== Set task ==
The required output is the exact sequence of lines from the line holding "Convert this screenshot" to the end of the records, inclusive.

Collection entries
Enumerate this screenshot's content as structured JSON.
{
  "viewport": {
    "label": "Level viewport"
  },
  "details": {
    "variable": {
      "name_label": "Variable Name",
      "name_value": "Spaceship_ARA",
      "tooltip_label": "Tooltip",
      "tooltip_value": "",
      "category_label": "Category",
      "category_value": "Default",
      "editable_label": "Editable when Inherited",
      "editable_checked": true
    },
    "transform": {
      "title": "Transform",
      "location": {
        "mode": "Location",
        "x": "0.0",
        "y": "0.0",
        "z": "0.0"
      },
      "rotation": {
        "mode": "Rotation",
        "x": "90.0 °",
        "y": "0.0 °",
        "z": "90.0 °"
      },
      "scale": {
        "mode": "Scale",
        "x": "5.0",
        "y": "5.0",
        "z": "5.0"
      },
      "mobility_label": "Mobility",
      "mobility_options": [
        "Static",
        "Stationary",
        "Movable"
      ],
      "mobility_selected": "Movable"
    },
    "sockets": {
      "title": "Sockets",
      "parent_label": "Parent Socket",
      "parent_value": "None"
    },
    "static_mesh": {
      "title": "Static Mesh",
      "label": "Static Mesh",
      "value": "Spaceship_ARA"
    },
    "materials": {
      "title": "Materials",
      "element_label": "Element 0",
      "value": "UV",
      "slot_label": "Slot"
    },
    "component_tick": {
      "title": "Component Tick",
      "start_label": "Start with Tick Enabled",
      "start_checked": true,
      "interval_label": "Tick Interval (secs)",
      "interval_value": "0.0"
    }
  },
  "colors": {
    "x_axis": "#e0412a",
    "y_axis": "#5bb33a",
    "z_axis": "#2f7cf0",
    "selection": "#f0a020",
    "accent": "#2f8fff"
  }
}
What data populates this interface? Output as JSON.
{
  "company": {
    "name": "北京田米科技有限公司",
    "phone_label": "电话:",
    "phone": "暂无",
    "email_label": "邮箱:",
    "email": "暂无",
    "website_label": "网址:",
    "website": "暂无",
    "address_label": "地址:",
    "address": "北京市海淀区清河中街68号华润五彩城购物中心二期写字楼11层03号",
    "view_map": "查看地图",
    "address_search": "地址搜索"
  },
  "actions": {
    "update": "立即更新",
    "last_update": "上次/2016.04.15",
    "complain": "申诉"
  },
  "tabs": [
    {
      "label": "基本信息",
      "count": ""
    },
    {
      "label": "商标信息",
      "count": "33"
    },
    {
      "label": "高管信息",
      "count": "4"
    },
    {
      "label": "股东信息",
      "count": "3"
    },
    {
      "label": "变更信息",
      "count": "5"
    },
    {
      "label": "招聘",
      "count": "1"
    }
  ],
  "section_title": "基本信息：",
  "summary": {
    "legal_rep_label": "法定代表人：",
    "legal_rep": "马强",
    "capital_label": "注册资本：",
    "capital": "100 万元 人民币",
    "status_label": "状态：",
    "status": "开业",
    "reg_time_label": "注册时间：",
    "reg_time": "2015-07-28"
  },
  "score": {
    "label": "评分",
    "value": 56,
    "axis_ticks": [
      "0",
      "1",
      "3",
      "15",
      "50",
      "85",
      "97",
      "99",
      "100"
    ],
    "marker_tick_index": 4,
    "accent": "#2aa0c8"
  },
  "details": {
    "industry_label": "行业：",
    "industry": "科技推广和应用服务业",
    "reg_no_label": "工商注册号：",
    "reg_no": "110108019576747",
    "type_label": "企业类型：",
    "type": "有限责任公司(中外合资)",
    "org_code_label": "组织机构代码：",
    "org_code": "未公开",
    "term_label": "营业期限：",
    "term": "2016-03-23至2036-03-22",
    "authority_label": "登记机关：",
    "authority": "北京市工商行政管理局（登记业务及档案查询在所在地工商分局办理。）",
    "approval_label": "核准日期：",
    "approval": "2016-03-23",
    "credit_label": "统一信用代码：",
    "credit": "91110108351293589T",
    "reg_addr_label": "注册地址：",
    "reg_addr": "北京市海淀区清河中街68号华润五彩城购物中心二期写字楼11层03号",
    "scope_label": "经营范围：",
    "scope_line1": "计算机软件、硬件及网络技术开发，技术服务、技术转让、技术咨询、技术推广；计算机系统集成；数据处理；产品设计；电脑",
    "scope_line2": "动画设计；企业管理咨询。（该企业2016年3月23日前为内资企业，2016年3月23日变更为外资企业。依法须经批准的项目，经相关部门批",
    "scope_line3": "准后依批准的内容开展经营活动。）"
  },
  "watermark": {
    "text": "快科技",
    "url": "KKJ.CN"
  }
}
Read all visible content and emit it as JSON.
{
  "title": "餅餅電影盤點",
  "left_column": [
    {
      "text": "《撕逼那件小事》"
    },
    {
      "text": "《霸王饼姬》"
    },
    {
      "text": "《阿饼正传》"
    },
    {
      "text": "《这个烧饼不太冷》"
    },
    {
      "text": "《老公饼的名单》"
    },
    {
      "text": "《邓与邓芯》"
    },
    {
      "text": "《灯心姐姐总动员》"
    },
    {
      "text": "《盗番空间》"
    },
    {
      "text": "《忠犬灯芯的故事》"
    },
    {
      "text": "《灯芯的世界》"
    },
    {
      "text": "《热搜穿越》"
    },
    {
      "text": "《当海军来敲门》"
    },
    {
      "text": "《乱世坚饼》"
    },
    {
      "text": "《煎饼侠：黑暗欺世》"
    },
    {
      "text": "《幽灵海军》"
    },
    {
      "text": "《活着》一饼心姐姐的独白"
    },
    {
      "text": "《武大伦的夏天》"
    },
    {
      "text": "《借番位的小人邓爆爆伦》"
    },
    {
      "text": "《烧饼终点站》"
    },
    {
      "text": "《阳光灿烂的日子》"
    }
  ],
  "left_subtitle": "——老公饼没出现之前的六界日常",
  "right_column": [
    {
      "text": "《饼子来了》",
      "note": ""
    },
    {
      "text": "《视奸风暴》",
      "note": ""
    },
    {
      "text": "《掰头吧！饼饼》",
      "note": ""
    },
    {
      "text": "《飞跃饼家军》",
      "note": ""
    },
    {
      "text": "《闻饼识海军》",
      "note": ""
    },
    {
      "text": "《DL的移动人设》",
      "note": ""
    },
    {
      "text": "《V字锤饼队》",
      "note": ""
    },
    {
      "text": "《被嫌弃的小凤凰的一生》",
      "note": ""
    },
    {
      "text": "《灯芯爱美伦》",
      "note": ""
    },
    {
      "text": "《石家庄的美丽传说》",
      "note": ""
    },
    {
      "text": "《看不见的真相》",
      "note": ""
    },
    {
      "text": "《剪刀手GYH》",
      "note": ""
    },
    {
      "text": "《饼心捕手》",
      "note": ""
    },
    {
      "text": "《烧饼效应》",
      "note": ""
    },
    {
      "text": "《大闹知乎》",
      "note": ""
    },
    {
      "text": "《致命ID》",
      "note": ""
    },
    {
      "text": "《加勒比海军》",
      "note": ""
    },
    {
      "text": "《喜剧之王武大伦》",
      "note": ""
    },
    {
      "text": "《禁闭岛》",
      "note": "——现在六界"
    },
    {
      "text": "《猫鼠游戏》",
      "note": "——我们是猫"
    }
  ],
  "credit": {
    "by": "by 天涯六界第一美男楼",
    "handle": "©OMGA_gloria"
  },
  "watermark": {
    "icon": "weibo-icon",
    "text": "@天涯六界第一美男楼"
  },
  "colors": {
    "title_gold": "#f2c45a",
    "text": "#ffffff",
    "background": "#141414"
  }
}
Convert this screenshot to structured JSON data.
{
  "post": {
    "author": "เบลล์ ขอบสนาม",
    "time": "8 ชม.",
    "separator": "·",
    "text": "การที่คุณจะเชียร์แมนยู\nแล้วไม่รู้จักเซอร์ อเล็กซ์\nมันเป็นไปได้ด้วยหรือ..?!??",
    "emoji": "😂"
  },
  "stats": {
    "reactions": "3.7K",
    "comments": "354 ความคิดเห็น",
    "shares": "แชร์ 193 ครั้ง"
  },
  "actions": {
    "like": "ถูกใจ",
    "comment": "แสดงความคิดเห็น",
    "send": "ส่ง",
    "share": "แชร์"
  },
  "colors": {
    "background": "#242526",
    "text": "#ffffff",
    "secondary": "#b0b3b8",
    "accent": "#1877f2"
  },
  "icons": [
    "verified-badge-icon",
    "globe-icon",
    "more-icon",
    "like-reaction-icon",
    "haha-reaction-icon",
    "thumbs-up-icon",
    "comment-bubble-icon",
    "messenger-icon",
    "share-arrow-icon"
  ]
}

== Reply to the task ==
Convert this screenshot to structured JSON data.
{
  "post": {
    "author": "เบลล์ ขอบสนาม",
    "time": "8 ชม.",
    "separator": "·",
    "text": "การที่คุณจะเชียร์แมนยู\nแล้วไม่รู้จักเซอร์ อเล็กซ์\nมันเป็นไปได้ด้วยหรือ..?!??",
    "emoji": "😂"
  },
  "stats": {
    "reactions": "3.7K",
    "comments": "354 ความคิดเห็น",
    "shares": "แชร์ 193 ครั้ง"
  },
  "actions": {
    "like": "ถูกใจ",
    "comment": "แสดงความคิดเห็น",
    "send": "ส่ง",
    "share": "แชร์"
  },
  "colors": {
    "background": "#242526",
    "text": "#ffffff",
    "secondary": "#b0b3b8",
    "accent": "#1877f2"
  },
  "icons": [
    "verified-badge-icon",
    "globe-icon",
    "more-icon",
    "like-reaction-icon",
    "haha-reaction-icon",
    "thumbs-up-icon",
    "comment-bubble-icon",
    "messenger-icon",
    "share-arrow-icon"
  ]
}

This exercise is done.